[PROBLEM STATEMENT]: Write out the material exactly, without any of its pictures.

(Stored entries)
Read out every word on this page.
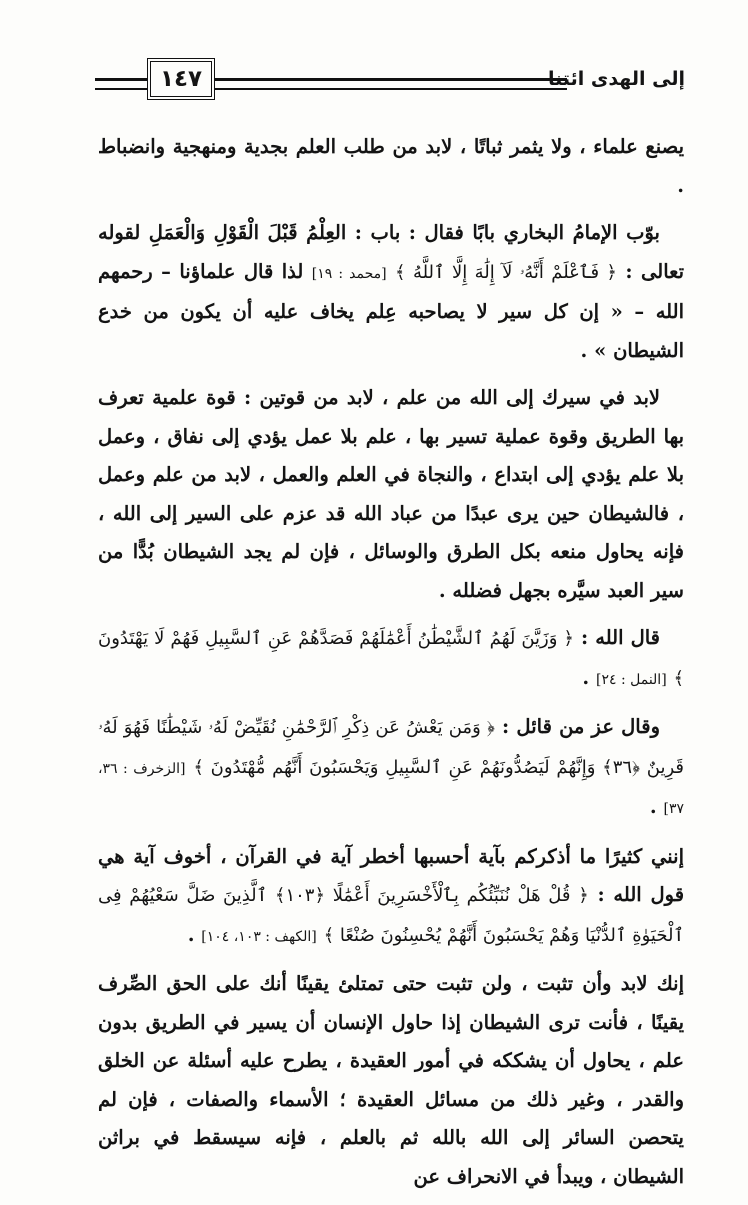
١٤٧	إلى الهدى ائتنا

يصنع علماء ، ولا يثمر ثباتًا ، لابد من طلب العلم بجدية ومنهجية وانضباط .

بوّب الإمامُ البخاري بابًا فقال : باب : العِلْمُ قَبْلَ الْقَوْلِ وَالْعَمَلِ لقوله تعالى : ﴿ فَٱعْلَمْ أَنَّهُۥ لَآ إِلَٰهَ إِلَّا ٱللَّهُ ﴾ [محمد : ١٩] لذا قال علماؤنا – رحمهم الله – « إن كل سير لا يصاحبه عِلم يخاف عليه أن يكون من خدع الشيطان » .

لابد في سيرك إلى الله من علم ، لابد من قوتين : قوة علمية تعرف بها الطريق وقوة عملية تسير بها ، علم بلا عمل يؤدي إلى نفاق ، وعمل بلا علم يؤدي إلى ابتداع ، والنجاة في العلم والعمل ، لابد من علم وعمل ، فالشيطان حين يرى عبدًا من عباد الله قد عزم على السير إلى الله ، فإنه يحاول منعه بكل الطرق والوسائل ، فإن لم يجد الشيطان بُدًّا من سير العبد سيَّره بجهل فضلله .

قال الله : ﴿ وَزَيَّنَ لَهُمُ ٱلشَّيْطَٰنُ أَعْمَٰلَهُمْ فَصَدَّهُمْ عَنِ ٱلسَّبِيلِ فَهُمْ لَا يَهْتَدُونَ ﴾ [النمل : ٢٤] .

وقال عز من قائل : ﴿ وَمَن يَعْشُ عَن ذِكْرِ ٱلرَّحْمَٰنِ نُقَيِّضْ لَهُۥ شَيْطَٰنًا فَهُوَ لَهُۥ قَرِينٌ ﴿٣٦﴾ وَإِنَّهُمْ لَيَصُدُّونَهُمْ عَنِ ٱلسَّبِيلِ وَيَحْسَبُونَ أَنَّهُم مُّهْتَدُونَ ﴾ [الزخرف : ٣٦، ٣٧] .

إنني كثيرًا ما أذكركم بآية أحسبها أخطر آية في القرآن ، أخوف آية هي قول الله : ﴿ قُلْ هَلْ نُنَبِّئُكُم بِٱلْأَخْسَرِينَ أَعْمَٰلًا ﴿١٠٣﴾ ٱلَّذِينَ ضَلَّ سَعْيُهُمْ فِى ٱلْحَيَوٰةِ ٱلدُّنْيَا وَهُمْ يَحْسَبُونَ أَنَّهُمْ يُحْسِنُونَ صُنْعًا ﴾ [الكهف : ١٠٣، ١٠٤] .

إنك لابد وأن تثبت ، ولن تثبت حتى تمتلئ يقينًا أنك على الحق الصِّرف يقينًا ، فأنت ترى الشيطان إذا حاول الإنسان أن يسير في الطريق بدون علم ، يحاول أن يشككه في أمور العقيدة ، يطرح عليه أسئلة عن الخلق والقدر ، وغير ذلك من مسائل العقيدة ؛ الأسماء والصفات ، فإن لم يتحصن السائر إلى الله بالله ثم بالعلم ، فإنه سيسقط في براثن الشيطان ، ويبدأ في الانحراف عن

[SOLUTION TO THE PROBLEM]:
Read out every word on this page.
١٤٧	إلى الهدى ائتنا

يصنع علماء ، ولا يثمر ثباتًا ، لابد من طلب العلم بجدية ومنهجية وانضباط .

بوّب الإمامُ البخاري بابًا فقال : باب : العِلْمُ قَبْلَ الْقَوْلِ وَالْعَمَلِ لقوله تعالى : ﴿ فَٱعْلَمْ أَنَّهُۥ لَآ إِلَٰهَ إِلَّا ٱللَّهُ ﴾ [محمد : ١٩] لذا قال علماؤنا – رحمهم الله – « إن كل سير لا يصاحبه عِلم يخاف عليه أن يكون من خدع الشيطان » .

لابد في سيرك إلى الله من علم ، لابد من قوتين : قوة علمية تعرف بها الطريق وقوة عملية تسير بها ، علم بلا عمل يؤدي إلى نفاق ، وعمل بلا علم يؤدي إلى ابتداع ، والنجاة في العلم والعمل ، لابد من علم وعمل ، فالشيطان حين يرى عبدًا من عباد الله قد عزم على السير إلى الله ، فإنه يحاول منعه بكل الطرق والوسائل ، فإن لم يجد الشيطان بُدًّا من سير العبد سيَّره بجهل فضلله .

قال الله : ﴿ وَزَيَّنَ لَهُمُ ٱلشَّيْطَٰنُ أَعْمَٰلَهُمْ فَصَدَّهُمْ عَنِ ٱلسَّبِيلِ فَهُمْ لَا يَهْتَدُونَ ﴾ [النمل : ٢٤] .

وقال عز من قائل : ﴿ وَمَن يَعْشُ عَن ذِكْرِ ٱلرَّحْمَٰنِ نُقَيِّضْ لَهُۥ شَيْطَٰنًا فَهُوَ لَهُۥ قَرِينٌ ﴿٣٦﴾ وَإِنَّهُمْ لَيَصُدُّونَهُمْ عَنِ ٱلسَّبِيلِ وَيَحْسَبُونَ أَنَّهُم مُّهْتَدُونَ ﴾ [الزخرف : ٣٦، ٣٧] .

إنني كثيرًا ما أذكركم بآية أحسبها أخطر آية في القرآن ، أخوف آية هي قول الله : ﴿ قُلْ هَلْ نُنَبِّئُكُم بِٱلْأَخْسَرِينَ أَعْمَٰلًا ﴿١٠٣﴾ ٱلَّذِينَ ضَلَّ سَعْيُهُمْ فِى ٱلْحَيَوٰةِ ٱلدُّنْيَا وَهُمْ يَحْسَبُونَ أَنَّهُمْ يُحْسِنُونَ صُنْعًا ﴾ [الكهف : ١٠٣، ١٠٤] .

إنك لابد وأن تثبت ، ولن تثبت حتى تمتلئ يقينًا أنك على الحق الصِّرف يقينًا ، فأنت ترى الشيطان إذا حاول الإنسان أن يسير في الطريق بدون علم ، يحاول أن يشككه في أمور العقيدة ، يطرح عليه أسئلة عن الخلق والقدر ، وغير ذلك من مسائل العقيدة ؛ الأسماء والصفات ، فإن لم يتحصن السائر إلى الله بالله ثم بالعلم ، فإنه سيسقط في براثن الشيطان ، ويبدأ في الانحراف عن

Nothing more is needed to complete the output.